SUPPLIED RECORDS:
==============================

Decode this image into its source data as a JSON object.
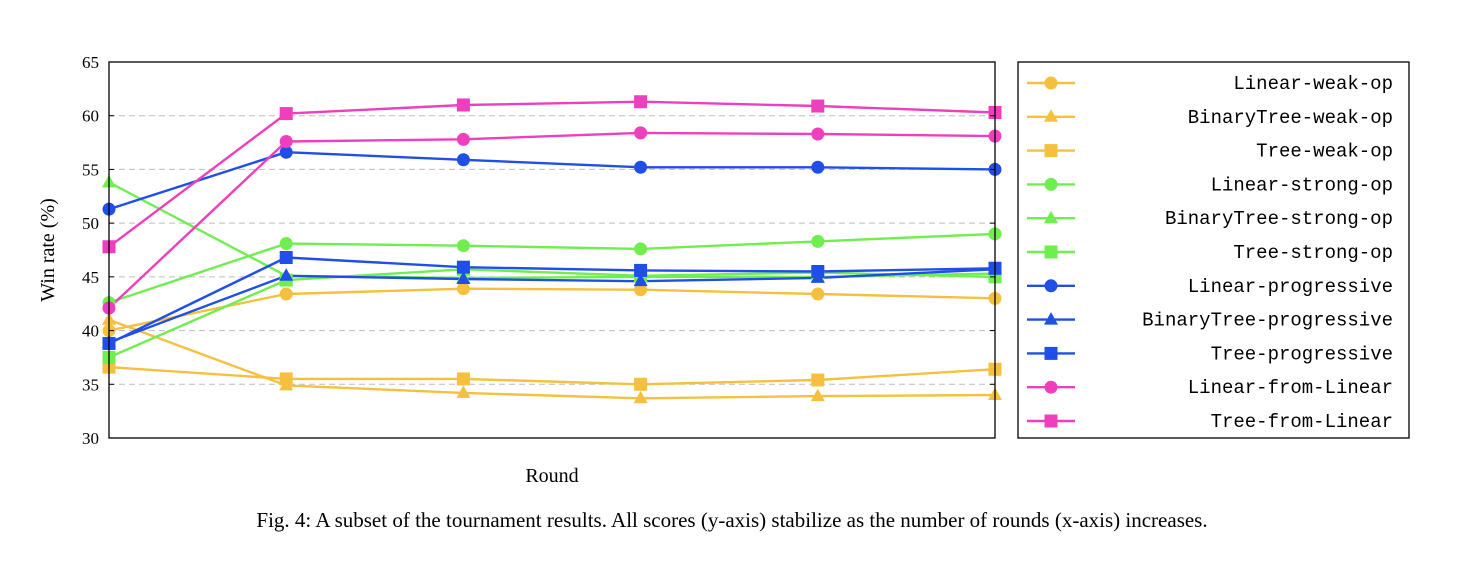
{
  "caption": "Fig. 4: A subset of the tournament results. All scores (y-axis) stabilize as the number of rounds (x-axis) increases.",
  "chart_data": {
    "type": "line",
    "title": "",
    "xlabel": "Round",
    "ylabel": "Win rate (%)",
    "xlim": [
      0,
      100
    ],
    "ylim": [
      30,
      65
    ],
    "yticks": [
      30,
      35,
      40,
      45,
      50,
      55,
      60,
      65
    ],
    "grid": "horizontal dashed",
    "legend_placement": "right outside",
    "colors": {
      "weak": "#f5c040",
      "strong": "#70ee50",
      "progressive": "#1f4fe6",
      "from_linear": "#ee3fbe"
    },
    "x": [
      0,
      20,
      40,
      60,
      80,
      100
    ],
    "series": [
      {
        "name": "Linear-weak-op",
        "color": "#f5c040",
        "marker": "circle",
        "values": [
          40.0,
          43.4,
          43.9,
          43.8,
          43.4,
          43.0
        ]
      },
      {
        "name": "BinaryTree-weak-op",
        "color": "#f5c040",
        "marker": "triangle",
        "values": [
          41.0,
          34.9,
          34.2,
          33.7,
          33.9,
          34.0
        ]
      },
      {
        "name": "Tree-weak-op",
        "color": "#f5c040",
        "marker": "square",
        "values": [
          36.6,
          35.5,
          35.5,
          35.0,
          35.4,
          36.4
        ]
      },
      {
        "name": "Linear-strong-op",
        "color": "#70ee50",
        "marker": "circle",
        "values": [
          42.6,
          48.1,
          47.9,
          47.6,
          48.3,
          49.0
        ]
      },
      {
        "name": "BinaryTree-strong-op",
        "color": "#70ee50",
        "marker": "triangle",
        "values": [
          53.8,
          45.1,
          44.9,
          45.0,
          45.0,
          45.3
        ]
      },
      {
        "name": "Tree-strong-op",
        "color": "#70ee50",
        "marker": "square",
        "values": [
          37.5,
          44.7,
          45.7,
          45.1,
          45.4,
          45.0
        ]
      },
      {
        "name": "Linear-progressive",
        "color": "#1f4fe6",
        "marker": "circle",
        "values": [
          51.3,
          56.6,
          55.9,
          55.2,
          55.2,
          55.0
        ]
      },
      {
        "name": "BinaryTree-progressive",
        "color": "#1f4fe6",
        "marker": "triangle",
        "values": [
          38.9,
          45.1,
          44.8,
          44.6,
          44.9,
          45.7
        ]
      },
      {
        "name": "Tree-progressive",
        "color": "#1f4fe6",
        "marker": "square",
        "values": [
          38.8,
          46.8,
          45.9,
          45.6,
          45.5,
          45.8
        ]
      },
      {
        "name": "Linear-from-Linear",
        "color": "#ee3fbe",
        "marker": "circle",
        "values": [
          42.1,
          57.6,
          57.8,
          58.4,
          58.3,
          58.1
        ]
      },
      {
        "name": "Tree-from-Linear",
        "color": "#ee3fbe",
        "marker": "square",
        "values": [
          47.8,
          60.2,
          61.0,
          61.3,
          60.9,
          60.3
        ]
      }
    ]
  }
}
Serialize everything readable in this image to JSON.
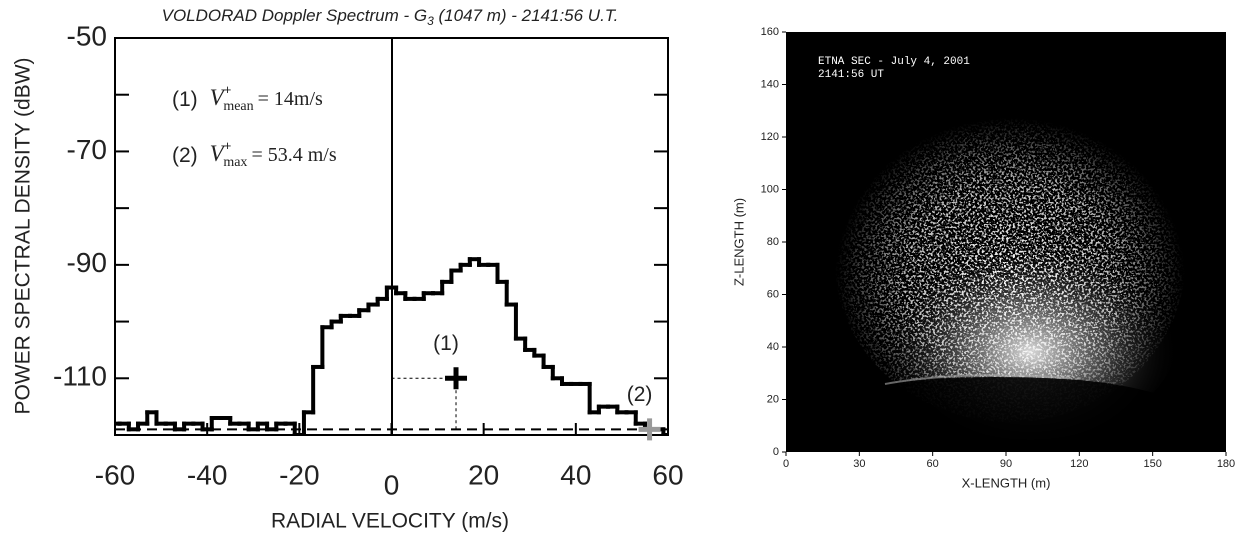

==============================

INSTRUCTIONS TO FOLLOW:
Check each line above for the string "progressive" and show the ones that have it.

RESPONSE:
      "progressive": "#1f4fe6",
        "name": "Linear-progressive",
        "name": "BinaryTree-progressive",
        "name": "Tree-progressive",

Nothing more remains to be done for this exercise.